§ SELECTED PASSAGE
The laws under which Sparks seeks relief in this very claim were enacted for the express purpose of protecting against discrimination and retaliation. 42 U.S.C. § 1981 was enacted to ensure all citizens an equal right to contract freely, and WLAD prohibits discrimination and retaliation. Clearly, policymakers in both Washingtons have enacted layers of protection against the exact types of wrongs in which Sparks claims the District and LaRose engaged.

Existing laws comprehensively protect against discrimination and retaliation. Sparks can hardly dispute this, as he brings claims under several of them. As a matter of law, that statutory protection is adequate. Sparks' argument that his public policy claim must be preserved if his WLAD claims are dismissed is also misguided. Public policy claims may only be brought in Washington if existing statutes do not adequately protect the allegedly violated public policies. The availability of the public policy claim turns on adequacy of statutory protection, not entitlement to relief. The Defendants' Motion to Dismiss is GRANTED and the wrongful termination claim is DISMISSED with prejudice.

[Structured page parsing data]
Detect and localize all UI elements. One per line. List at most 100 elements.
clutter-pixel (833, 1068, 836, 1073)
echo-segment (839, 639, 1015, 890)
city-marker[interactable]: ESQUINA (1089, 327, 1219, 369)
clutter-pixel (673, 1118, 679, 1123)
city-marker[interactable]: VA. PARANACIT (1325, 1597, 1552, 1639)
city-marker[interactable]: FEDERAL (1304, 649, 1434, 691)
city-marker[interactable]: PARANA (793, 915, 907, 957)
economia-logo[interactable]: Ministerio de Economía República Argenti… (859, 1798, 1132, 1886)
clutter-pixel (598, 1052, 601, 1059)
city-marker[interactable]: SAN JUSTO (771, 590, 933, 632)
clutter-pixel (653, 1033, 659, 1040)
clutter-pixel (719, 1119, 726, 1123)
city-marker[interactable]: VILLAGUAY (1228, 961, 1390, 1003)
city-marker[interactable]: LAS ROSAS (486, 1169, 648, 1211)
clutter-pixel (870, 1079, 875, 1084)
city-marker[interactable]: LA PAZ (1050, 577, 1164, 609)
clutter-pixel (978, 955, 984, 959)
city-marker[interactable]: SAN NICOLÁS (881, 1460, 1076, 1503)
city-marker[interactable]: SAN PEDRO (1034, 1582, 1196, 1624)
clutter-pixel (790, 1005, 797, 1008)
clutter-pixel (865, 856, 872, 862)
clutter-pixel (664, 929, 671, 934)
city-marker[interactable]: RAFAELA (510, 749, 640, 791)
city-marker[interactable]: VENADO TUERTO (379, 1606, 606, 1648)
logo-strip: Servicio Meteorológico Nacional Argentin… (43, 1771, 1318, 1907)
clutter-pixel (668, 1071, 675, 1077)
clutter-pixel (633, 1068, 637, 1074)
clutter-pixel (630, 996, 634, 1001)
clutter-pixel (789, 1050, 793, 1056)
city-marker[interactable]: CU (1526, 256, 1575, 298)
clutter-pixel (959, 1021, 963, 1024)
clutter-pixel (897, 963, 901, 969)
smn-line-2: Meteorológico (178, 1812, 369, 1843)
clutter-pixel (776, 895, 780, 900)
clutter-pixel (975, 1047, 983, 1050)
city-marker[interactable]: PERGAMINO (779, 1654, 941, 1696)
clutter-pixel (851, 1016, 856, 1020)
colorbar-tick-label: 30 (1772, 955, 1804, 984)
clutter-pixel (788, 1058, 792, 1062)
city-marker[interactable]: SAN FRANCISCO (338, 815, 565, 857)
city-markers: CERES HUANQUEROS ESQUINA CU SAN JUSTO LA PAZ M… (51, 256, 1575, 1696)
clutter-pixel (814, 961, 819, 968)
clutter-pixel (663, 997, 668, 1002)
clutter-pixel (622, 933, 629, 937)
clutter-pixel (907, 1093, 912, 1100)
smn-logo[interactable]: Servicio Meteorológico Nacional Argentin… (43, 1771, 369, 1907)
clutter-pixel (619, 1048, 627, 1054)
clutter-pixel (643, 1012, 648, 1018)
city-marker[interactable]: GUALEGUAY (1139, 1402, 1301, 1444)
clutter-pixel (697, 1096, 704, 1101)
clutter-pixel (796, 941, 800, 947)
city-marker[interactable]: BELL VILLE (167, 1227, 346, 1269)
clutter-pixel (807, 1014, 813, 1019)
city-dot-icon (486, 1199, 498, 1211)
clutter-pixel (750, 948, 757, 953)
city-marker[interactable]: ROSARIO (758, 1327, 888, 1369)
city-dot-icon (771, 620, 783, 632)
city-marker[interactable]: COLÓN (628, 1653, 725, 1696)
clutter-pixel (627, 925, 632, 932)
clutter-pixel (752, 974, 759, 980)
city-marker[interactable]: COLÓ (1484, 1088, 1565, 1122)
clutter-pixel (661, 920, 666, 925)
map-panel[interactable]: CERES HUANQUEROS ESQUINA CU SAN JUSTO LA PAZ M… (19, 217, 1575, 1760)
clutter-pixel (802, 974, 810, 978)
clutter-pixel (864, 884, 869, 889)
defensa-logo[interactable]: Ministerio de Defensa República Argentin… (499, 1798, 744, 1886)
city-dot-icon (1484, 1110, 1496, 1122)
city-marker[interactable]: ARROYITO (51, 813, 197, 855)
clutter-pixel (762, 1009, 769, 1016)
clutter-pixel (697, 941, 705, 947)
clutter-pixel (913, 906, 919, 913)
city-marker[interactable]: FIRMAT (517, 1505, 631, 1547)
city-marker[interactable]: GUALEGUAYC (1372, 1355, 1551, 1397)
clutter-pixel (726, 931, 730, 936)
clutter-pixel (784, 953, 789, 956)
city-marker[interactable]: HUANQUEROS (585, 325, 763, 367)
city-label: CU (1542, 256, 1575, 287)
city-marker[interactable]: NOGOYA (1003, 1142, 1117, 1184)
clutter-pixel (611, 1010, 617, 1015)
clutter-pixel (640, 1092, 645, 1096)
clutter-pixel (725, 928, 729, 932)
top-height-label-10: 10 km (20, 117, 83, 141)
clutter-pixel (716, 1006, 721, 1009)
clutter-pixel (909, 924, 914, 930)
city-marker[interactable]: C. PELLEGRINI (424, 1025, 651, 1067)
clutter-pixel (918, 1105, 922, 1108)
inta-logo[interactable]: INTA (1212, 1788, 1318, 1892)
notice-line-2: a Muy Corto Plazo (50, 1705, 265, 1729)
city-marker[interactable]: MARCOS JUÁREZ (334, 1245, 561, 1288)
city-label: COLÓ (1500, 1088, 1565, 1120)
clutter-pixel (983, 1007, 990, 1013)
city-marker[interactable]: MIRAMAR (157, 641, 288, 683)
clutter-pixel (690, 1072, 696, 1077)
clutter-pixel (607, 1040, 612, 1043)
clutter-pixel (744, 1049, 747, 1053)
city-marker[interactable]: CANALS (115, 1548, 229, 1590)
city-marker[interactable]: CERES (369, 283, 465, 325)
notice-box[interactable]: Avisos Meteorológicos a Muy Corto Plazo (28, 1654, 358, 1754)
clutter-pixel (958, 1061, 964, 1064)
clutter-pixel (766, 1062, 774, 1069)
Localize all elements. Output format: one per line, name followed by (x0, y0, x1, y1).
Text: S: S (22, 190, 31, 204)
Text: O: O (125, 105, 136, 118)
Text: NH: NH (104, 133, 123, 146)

§ TASKS
[1] Write out the passage on Sparks' claims word for word, between "The laws under" and "and LaRose engaged.", inclusive.
[2] In the passage on Sparks' claims, what was 42 U.S.C. § 1981 enacted to ensure?

§ ANSWERS FOR EACH ITEM
[1]
The laws under which Sparks seeks relief in this very claim were enacted for the express purpose of protecting against discrimination and retaliation. 42 U.S.C. § 1981 was enacted to ensure all citizens an equal right to contract freely, and WLAD prohibits discrimination and retaliation. Clearly, policymakers in both Washingtons have enacted layers of protection against the exact types of wrongs in which Sparks claims the District and LaRose engaged.

[2] It was enacted to ensure all citizens an equal right to contract freely.